▶ WRITTEN PROBLEM
Pull out every line in the data that has the string "score" in it.

** start MATERIAL PROVIDED **

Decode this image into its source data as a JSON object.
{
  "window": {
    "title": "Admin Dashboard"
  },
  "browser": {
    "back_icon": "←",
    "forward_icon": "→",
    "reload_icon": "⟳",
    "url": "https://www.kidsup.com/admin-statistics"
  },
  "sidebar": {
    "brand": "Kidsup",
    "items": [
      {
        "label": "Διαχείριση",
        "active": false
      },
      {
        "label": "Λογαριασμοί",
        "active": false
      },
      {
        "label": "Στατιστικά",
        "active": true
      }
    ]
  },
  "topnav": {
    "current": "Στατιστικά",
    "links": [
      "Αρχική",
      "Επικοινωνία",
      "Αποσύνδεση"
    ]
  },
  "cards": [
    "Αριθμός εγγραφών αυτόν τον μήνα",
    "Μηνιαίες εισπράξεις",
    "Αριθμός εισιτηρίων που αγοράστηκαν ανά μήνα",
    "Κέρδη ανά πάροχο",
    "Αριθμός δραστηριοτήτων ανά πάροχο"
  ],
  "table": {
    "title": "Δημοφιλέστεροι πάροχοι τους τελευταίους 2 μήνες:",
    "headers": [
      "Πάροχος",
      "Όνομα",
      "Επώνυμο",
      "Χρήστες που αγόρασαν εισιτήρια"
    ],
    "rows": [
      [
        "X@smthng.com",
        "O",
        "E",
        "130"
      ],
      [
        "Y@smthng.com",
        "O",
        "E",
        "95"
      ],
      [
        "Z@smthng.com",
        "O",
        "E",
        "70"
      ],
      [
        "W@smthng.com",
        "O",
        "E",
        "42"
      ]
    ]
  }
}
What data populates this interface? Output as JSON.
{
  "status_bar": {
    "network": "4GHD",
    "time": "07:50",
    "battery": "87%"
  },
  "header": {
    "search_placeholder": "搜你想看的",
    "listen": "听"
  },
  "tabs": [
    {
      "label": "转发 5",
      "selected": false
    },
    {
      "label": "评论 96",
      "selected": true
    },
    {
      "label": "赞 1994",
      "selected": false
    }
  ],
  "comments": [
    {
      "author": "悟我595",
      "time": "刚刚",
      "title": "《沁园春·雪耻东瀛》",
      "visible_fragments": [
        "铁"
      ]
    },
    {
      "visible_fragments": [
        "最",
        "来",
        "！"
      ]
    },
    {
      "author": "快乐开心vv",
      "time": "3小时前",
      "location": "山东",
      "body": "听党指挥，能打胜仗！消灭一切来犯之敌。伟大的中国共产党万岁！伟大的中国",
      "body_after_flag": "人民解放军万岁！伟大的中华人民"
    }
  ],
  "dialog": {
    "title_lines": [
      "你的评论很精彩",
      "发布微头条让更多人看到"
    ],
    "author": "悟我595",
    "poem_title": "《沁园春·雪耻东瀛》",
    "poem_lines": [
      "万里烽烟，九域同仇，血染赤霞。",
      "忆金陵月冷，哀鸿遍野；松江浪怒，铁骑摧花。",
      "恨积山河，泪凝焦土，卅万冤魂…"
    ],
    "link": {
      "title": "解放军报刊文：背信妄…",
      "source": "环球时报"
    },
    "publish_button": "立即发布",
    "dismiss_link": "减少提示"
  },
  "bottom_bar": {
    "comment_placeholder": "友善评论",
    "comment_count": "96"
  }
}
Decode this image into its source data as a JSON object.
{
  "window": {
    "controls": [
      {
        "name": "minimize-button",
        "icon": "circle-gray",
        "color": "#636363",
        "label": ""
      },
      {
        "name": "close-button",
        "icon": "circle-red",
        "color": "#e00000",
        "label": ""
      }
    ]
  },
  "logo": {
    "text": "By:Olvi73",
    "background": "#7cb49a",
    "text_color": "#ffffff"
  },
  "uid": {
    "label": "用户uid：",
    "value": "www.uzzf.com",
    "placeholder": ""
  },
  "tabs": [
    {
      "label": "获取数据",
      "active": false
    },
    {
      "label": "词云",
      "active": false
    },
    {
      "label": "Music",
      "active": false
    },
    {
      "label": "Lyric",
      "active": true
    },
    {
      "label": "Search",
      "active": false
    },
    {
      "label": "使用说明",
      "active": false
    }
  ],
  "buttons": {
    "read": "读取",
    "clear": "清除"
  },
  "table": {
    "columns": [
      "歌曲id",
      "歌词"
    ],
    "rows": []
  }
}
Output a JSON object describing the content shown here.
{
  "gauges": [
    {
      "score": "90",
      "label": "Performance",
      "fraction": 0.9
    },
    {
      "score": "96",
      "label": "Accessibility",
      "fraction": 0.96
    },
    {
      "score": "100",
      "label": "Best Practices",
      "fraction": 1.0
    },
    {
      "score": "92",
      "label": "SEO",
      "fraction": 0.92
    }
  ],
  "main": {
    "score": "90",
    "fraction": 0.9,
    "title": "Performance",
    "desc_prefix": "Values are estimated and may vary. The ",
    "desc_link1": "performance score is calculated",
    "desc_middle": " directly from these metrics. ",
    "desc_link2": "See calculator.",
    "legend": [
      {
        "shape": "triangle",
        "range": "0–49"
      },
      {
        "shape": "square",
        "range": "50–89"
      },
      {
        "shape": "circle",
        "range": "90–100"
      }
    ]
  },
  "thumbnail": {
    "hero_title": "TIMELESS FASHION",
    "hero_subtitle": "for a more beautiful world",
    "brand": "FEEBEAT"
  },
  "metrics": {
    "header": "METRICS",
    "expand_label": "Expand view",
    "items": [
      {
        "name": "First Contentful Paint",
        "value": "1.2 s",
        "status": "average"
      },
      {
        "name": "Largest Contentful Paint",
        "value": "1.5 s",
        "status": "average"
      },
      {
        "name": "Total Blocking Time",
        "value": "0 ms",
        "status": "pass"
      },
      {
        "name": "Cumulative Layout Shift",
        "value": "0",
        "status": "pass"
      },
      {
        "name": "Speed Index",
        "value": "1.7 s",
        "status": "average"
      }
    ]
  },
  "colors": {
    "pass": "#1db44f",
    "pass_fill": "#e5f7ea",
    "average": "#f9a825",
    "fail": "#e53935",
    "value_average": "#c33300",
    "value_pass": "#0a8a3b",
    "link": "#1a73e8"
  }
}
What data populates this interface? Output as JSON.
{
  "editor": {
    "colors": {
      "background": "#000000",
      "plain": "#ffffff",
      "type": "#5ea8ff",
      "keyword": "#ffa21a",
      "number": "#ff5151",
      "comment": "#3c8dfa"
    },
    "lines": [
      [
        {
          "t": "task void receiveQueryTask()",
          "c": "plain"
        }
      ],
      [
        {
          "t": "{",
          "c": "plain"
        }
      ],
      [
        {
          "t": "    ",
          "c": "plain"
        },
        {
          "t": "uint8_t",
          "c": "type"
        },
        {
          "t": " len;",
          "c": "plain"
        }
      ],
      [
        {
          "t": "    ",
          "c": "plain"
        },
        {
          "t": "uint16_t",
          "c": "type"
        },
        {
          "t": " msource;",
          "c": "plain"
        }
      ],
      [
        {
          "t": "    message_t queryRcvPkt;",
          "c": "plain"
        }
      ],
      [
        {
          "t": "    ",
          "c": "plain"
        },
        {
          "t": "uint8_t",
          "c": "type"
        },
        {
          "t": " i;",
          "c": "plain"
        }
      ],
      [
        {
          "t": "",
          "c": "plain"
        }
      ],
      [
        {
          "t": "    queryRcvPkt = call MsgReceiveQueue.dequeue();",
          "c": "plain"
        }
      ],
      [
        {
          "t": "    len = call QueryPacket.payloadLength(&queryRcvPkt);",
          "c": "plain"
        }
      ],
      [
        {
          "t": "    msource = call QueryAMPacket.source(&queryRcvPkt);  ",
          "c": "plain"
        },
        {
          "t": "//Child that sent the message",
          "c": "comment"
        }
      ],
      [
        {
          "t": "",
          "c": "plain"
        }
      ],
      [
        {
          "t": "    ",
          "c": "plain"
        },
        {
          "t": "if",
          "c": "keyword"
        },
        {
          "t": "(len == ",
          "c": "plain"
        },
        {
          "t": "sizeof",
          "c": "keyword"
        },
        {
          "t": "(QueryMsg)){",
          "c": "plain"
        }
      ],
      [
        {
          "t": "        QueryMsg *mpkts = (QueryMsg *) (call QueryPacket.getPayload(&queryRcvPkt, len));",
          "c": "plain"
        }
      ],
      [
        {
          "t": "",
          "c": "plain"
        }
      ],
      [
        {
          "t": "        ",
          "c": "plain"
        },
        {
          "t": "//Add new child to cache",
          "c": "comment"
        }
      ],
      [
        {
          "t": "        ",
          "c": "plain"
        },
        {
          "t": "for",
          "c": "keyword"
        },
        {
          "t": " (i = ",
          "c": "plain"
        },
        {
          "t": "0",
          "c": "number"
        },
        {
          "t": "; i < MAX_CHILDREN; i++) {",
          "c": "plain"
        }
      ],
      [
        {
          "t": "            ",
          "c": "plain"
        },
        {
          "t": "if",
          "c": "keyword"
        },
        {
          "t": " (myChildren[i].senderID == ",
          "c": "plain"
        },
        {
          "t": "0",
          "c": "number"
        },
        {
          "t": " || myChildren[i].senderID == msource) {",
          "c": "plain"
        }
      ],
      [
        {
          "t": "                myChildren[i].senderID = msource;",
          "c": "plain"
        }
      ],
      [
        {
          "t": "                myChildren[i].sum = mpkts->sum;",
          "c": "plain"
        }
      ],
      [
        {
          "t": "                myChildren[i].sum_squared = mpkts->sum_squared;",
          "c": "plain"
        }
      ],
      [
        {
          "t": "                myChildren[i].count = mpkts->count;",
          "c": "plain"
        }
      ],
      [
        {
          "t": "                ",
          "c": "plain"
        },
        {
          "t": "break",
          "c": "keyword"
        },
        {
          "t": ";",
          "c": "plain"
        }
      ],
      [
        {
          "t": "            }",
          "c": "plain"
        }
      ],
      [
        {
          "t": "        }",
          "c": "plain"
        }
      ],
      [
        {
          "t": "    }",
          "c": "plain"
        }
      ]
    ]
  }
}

** end MATERIAL PROVIDED **

▶ SOLUTION BELOW
      "score": "90",
      "score": "96",
      "score": "100",
      "score": "92",
    "score": "90",
    "desc_link1": "performance score is calculated",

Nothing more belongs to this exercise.